Source material:
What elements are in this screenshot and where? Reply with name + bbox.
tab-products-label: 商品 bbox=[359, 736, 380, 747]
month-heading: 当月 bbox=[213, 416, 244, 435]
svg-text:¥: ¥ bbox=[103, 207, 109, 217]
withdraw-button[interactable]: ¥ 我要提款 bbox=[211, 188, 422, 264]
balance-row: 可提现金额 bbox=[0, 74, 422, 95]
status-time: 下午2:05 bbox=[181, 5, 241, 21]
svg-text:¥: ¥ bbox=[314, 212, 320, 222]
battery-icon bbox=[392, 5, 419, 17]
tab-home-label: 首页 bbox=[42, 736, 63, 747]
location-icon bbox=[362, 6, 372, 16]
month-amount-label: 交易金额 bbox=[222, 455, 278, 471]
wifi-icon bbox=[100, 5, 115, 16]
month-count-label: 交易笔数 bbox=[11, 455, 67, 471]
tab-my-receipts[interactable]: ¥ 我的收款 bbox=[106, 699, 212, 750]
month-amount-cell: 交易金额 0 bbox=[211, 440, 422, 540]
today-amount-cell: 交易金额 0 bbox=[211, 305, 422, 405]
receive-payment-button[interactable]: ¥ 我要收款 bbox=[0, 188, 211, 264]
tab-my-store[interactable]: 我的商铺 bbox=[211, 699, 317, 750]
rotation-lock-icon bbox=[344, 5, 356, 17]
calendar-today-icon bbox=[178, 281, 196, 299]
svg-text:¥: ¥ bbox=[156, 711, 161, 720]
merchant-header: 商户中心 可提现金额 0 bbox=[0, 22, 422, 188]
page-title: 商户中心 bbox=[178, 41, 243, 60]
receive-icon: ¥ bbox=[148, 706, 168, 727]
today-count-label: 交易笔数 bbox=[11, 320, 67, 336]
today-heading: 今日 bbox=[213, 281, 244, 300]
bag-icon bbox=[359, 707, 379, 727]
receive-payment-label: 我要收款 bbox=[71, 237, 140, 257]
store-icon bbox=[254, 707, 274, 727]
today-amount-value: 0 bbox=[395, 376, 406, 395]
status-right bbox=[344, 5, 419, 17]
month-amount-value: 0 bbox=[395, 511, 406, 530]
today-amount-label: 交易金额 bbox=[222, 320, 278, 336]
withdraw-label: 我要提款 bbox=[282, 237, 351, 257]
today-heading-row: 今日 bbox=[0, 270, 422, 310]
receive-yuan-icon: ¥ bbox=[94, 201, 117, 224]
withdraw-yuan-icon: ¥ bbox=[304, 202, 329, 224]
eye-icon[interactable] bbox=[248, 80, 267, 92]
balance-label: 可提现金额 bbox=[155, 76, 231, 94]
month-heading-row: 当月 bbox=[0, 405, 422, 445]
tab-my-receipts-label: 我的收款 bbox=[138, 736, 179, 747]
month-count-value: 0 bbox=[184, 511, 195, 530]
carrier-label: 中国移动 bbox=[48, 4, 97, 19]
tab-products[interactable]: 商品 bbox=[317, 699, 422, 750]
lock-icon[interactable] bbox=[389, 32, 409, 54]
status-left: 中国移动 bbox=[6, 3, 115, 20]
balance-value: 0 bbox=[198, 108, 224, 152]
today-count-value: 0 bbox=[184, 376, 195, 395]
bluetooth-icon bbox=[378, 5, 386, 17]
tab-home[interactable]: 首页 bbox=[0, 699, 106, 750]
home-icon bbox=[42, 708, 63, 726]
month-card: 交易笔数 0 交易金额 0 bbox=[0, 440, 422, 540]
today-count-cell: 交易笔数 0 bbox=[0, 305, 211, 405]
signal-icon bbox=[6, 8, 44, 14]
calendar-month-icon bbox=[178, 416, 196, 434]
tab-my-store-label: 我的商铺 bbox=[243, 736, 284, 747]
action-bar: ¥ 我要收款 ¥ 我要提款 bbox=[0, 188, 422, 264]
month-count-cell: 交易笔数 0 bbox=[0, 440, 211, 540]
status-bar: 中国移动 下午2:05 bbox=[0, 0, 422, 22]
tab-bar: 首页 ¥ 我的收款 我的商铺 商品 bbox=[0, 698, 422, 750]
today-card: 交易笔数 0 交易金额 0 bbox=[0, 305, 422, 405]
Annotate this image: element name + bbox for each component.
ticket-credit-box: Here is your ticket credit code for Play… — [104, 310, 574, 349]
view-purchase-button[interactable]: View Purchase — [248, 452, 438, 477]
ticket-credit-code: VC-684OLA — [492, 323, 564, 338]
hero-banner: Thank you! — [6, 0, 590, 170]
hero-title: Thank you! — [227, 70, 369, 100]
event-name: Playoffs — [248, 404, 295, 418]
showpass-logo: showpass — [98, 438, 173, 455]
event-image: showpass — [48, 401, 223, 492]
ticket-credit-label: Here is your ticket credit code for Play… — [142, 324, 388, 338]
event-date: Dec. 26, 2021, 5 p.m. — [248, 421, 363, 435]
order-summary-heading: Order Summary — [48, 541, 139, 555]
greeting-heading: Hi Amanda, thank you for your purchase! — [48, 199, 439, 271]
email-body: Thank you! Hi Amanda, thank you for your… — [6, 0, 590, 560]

Exercise aim:
Write out all of the data above line for line, without altering any character.

Answer:
What elements are in this screenshot and where? Reply with name + bbox.
tab-products-label: 商品 bbox=[359, 736, 380, 747]
month-heading: 当月 bbox=[213, 416, 244, 435]
svg-text:¥: ¥ bbox=[103, 207, 109, 217]
withdraw-button[interactable]: ¥ 我要提款 bbox=[211, 188, 422, 264]
balance-row: 可提现金额 bbox=[0, 74, 422, 95]
status-time: 下午2:05 bbox=[181, 5, 241, 21]
svg-text:¥: ¥ bbox=[314, 212, 320, 222]
battery-icon bbox=[392, 5, 419, 17]
tab-home-label: 首页 bbox=[42, 736, 63, 747]
location-icon bbox=[362, 6, 372, 16]
month-amount-label: 交易金额 bbox=[222, 455, 278, 471]
wifi-icon bbox=[100, 5, 115, 16]
month-count-label: 交易笔数 bbox=[11, 455, 67, 471]
tab-my-receipts[interactable]: ¥ 我的收款 bbox=[106, 699, 212, 750]
month-amount-cell: 交易金额 0 bbox=[211, 440, 422, 540]
today-amount-cell: 交易金额 0 bbox=[211, 305, 422, 405]
receive-payment-button[interactable]: ¥ 我要收款 bbox=[0, 188, 211, 264]
tab-my-store[interactable]: 我的商铺 bbox=[211, 699, 317, 750]
rotation-lock-icon bbox=[344, 5, 356, 17]
calendar-today-icon bbox=[178, 281, 196, 299]
svg-text:¥: ¥ bbox=[156, 711, 161, 720]
merchant-header: 商户中心 可提现金额 0 bbox=[0, 22, 422, 188]
page-title: 商户中心 bbox=[178, 41, 243, 60]
receive-icon: ¥ bbox=[148, 706, 168, 727]
today-count-label: 交易笔数 bbox=[11, 320, 67, 336]
today-heading: 今日 bbox=[213, 281, 244, 300]
bag-icon bbox=[359, 707, 379, 727]
receive-payment-label: 我要收款 bbox=[71, 237, 140, 257]
store-icon bbox=[254, 707, 274, 727]
today-amount-value: 0 bbox=[395, 376, 406, 395]
status-right bbox=[344, 5, 419, 17]
month-amount-value: 0 bbox=[395, 511, 406, 530]
today-amount-label: 交易金额 bbox=[222, 320, 278, 336]
withdraw-label: 我要提款 bbox=[282, 237, 351, 257]
today-heading-row: 今日 bbox=[0, 270, 422, 310]
receive-yuan-icon: ¥ bbox=[94, 201, 117, 224]
withdraw-yuan-icon: ¥ bbox=[304, 202, 329, 224]
eye-icon[interactable] bbox=[248, 80, 267, 92]
balance-label: 可提现金额 bbox=[155, 76, 231, 94]
month-heading-row: 当月 bbox=[0, 405, 422, 445]
tab-my-receipts-label: 我的收款 bbox=[138, 736, 179, 747]
month-count-value: 0 bbox=[184, 511, 195, 530]
carrier-label: 中国移动 bbox=[48, 4, 97, 19]
tab-products[interactable]: 商品 bbox=[317, 699, 422, 750]
lock-icon[interactable] bbox=[389, 32, 409, 54]
status-left: 中国移动 bbox=[6, 3, 115, 20]
balance-value: 0 bbox=[198, 108, 224, 152]
today-count-value: 0 bbox=[184, 376, 195, 395]
bluetooth-icon bbox=[378, 5, 386, 17]
tab-home[interactable]: 首页 bbox=[0, 699, 106, 750]
home-icon bbox=[42, 708, 63, 726]
month-card: 交易笔数 0 交易金额 0 bbox=[0, 440, 422, 540]
today-count-cell: 交易笔数 0 bbox=[0, 305, 211, 405]
signal-icon bbox=[6, 8, 44, 14]
calendar-month-icon bbox=[178, 416, 196, 434]
tab-my-store-label: 我的商铺 bbox=[243, 736, 284, 747]
action-bar: ¥ 我要收款 ¥ 我要提款 bbox=[0, 188, 422, 264]
month-count-cell: 交易笔数 0 bbox=[0, 440, 211, 540]
status-bar: 中国移动 下午2:05 bbox=[0, 0, 422, 22]
tab-bar: 首页 ¥ 我的收款 我的商铺 商品 bbox=[0, 698, 422, 750]
today-card: 交易笔数 0 交易金额 0 bbox=[0, 305, 422, 405]
Annotate this image: element name + bbox for each component.
ticket-credit-box: Here is your ticket credit code for Play… — [104, 310, 574, 349]
view-purchase-button[interactable]: View Purchase — [248, 452, 438, 477]
ticket-credit-code: VC-684OLA — [492, 323, 564, 338]
hero-banner: Thank you! — [6, 0, 590, 170]
hero-title: Thank you! — [227, 70, 369, 100]
event-name: Playoffs — [248, 404, 295, 418]
showpass-logo: showpass — [98, 438, 173, 455]
event-image: showpass — [48, 401, 223, 492]
ticket-credit-label: Here is your ticket credit code for Play… — [142, 324, 388, 338]
event-date: Dec. 26, 2021, 5 p.m. — [248, 421, 363, 435]
order-summary-heading: Order Summary — [48, 541, 139, 555]
greeting-heading: Hi Amanda, thank you for your purchase! — [48, 199, 439, 271]
email-body: Thank you! Hi Amanda, thank you for your… — [6, 0, 590, 560]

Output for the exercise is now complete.